**Consigna**
Resume en dos oraciones el texto sobre Heddy Honigmann y José Luis Guerín.

**Texto analizado**
No es de extrañar ver a Heddy Honigmann y José Luis Guerín juntos. Al margen de la amistad o el corto tributo que el español le hace a la directora peruana, hay un método de filmación que los vincula. Sendos autores apuestan por un cine que va reconociendo su condición en base a lo que se percibe dentro de lo aparentemente imperceptible. Es como cuando el espectador, al ver sus películas, se enfrentase a una hoja en blanco en donde se hacen pinceladas que remueven las emociones fruto de sus percepciones. Y cuando menos lo espera, ya está ante una historia. Basta recordar la introducción de En la ciudad de Sylvia (2007). Plano general a un bistró. La cámara comienza a buscar a su protagonista. Mientras tanto, se divierte jugando con el punto de enfoque y las “falsas” expectativas del espectador. Entonces aparece Sylvia y ya tenemos una historia. Es el equivalente a la Honigmann que sube de taxi en taxi en las calles limeñas (Metal y melancolía, 1993) o se pasea entre las lápidas asentadas en un conocido cementerio de la ciudad parisina (Forever, 2006). La directora llega por curiosidad a algún punto a buscar algo que no sabe qué es, pero es alguna experiencia ajena la que termina decidiendo por ella.

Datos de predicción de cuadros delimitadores
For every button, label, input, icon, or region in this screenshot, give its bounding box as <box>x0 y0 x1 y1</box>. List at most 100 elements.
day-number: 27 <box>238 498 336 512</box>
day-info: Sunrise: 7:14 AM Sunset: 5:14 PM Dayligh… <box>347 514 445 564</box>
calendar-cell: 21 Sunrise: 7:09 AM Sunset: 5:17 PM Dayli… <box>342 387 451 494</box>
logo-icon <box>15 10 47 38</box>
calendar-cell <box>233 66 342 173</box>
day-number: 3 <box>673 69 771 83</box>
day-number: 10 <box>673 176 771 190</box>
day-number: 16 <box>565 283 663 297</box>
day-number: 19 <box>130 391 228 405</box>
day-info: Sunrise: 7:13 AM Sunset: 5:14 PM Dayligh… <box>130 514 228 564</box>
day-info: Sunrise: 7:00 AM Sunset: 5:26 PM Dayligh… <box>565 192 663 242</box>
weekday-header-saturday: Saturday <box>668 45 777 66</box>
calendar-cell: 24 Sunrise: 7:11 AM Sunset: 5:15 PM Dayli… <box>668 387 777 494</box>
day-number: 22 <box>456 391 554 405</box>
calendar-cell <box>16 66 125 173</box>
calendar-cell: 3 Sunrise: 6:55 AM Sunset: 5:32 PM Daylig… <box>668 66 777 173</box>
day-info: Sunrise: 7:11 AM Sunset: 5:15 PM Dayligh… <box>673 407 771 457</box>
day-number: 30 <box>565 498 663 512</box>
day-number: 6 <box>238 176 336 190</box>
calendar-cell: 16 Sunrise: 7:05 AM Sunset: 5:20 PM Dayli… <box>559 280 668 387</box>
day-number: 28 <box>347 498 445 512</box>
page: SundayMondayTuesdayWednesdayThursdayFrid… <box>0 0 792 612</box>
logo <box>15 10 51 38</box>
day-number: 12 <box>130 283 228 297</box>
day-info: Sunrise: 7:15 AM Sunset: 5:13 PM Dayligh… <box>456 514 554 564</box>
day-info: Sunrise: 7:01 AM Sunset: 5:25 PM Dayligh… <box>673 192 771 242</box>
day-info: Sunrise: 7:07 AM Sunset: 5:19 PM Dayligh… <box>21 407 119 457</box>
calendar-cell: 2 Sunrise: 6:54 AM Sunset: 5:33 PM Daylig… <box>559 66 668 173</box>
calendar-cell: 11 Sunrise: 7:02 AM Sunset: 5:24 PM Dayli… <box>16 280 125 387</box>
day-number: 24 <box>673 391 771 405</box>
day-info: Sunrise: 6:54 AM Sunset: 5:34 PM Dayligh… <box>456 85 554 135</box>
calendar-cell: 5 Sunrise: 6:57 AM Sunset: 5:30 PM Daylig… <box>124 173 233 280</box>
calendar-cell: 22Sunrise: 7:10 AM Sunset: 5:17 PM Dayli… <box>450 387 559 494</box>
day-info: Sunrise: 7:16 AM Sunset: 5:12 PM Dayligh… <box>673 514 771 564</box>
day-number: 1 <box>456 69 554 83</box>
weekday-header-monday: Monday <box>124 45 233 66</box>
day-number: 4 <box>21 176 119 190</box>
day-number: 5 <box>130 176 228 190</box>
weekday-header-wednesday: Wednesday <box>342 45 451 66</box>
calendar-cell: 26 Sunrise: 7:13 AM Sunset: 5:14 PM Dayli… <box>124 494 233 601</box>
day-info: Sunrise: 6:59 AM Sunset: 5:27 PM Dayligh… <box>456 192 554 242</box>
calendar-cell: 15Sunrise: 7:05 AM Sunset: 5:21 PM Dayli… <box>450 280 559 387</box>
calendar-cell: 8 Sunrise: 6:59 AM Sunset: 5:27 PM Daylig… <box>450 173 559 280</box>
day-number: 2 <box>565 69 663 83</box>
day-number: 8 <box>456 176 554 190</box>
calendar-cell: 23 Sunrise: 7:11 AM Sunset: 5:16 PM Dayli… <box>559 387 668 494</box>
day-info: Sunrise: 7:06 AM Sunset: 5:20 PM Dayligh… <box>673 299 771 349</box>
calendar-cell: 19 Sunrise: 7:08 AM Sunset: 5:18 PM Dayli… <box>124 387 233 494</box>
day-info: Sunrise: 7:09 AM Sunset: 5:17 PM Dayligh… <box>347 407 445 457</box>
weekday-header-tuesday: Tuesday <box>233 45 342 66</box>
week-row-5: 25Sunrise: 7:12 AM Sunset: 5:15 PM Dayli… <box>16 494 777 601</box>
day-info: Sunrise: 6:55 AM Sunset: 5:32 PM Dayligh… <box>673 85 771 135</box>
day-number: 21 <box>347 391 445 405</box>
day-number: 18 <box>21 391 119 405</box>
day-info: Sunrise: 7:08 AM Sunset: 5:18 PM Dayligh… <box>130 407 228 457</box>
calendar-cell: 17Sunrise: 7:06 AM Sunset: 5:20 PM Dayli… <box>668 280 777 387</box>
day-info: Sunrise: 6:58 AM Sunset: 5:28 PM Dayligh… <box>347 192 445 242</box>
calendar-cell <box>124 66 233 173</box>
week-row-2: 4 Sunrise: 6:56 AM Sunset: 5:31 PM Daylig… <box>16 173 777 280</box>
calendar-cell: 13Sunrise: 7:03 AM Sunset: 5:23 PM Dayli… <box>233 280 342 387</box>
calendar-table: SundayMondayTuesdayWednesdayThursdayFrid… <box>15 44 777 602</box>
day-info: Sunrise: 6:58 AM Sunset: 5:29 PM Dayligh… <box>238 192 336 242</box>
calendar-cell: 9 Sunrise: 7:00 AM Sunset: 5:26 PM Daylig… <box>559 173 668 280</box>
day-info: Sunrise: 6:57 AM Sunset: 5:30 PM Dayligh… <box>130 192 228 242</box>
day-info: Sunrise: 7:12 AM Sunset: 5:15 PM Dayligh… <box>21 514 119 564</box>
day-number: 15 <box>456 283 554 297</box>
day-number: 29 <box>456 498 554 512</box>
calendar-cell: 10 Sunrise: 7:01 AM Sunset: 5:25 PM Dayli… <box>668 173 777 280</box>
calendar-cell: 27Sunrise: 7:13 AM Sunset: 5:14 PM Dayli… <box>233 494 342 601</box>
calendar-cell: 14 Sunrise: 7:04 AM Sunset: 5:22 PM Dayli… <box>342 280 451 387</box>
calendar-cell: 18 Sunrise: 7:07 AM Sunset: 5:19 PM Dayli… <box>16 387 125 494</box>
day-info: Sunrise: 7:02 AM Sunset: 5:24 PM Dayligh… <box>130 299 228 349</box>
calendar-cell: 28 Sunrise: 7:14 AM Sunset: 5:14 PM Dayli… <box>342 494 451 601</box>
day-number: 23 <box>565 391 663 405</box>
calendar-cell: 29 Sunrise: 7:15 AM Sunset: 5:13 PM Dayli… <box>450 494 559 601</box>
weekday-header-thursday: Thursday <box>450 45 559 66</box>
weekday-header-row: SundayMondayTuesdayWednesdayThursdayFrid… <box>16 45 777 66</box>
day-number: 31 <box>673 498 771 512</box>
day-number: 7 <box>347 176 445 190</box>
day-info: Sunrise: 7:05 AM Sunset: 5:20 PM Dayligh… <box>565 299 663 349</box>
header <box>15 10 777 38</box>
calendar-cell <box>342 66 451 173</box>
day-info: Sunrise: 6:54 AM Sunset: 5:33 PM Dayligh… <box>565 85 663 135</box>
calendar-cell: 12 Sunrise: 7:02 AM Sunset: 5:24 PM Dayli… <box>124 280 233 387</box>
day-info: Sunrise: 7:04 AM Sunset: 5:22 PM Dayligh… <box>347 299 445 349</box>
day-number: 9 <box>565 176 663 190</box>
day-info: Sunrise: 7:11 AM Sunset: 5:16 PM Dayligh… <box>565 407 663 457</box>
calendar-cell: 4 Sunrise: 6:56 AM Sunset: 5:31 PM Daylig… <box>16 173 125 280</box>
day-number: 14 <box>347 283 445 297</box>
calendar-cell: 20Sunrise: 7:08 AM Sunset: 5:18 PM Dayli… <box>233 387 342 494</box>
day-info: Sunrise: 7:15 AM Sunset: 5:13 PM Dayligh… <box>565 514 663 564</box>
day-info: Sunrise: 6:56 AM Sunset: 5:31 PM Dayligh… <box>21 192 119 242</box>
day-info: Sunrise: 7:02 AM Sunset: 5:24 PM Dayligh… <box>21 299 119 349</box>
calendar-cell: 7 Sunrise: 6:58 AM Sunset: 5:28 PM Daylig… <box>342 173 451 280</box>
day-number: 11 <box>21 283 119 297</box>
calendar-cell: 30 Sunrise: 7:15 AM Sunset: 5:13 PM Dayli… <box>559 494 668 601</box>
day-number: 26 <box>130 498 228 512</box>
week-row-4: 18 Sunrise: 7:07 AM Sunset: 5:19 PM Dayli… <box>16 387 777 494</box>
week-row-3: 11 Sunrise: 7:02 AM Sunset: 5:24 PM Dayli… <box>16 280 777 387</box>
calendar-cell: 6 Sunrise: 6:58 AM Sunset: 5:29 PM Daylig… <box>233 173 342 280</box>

**Resultado**
No sorprende ver juntos a Heddy Honigmann y José Luis Guerín, porque, más allá de la amistad o del breve tributo que él le dedica a ella, los vincula un método de filmación que se basa en percibir lo aparentemente imperceptible hasta que, cuando el espectador menos lo espera, surge una historia. Así ocurre en la introducción de En la ciudad de Sylvia (2007), donde la cámara busca a la protagonista hasta que aparece Sylvia, y de modo equivalente Honigmann recorre taxis limeños o un cementerio parisino en busca de algo que no sabe qué es, hasta que una experiencia ajena termina decidiendo por ella.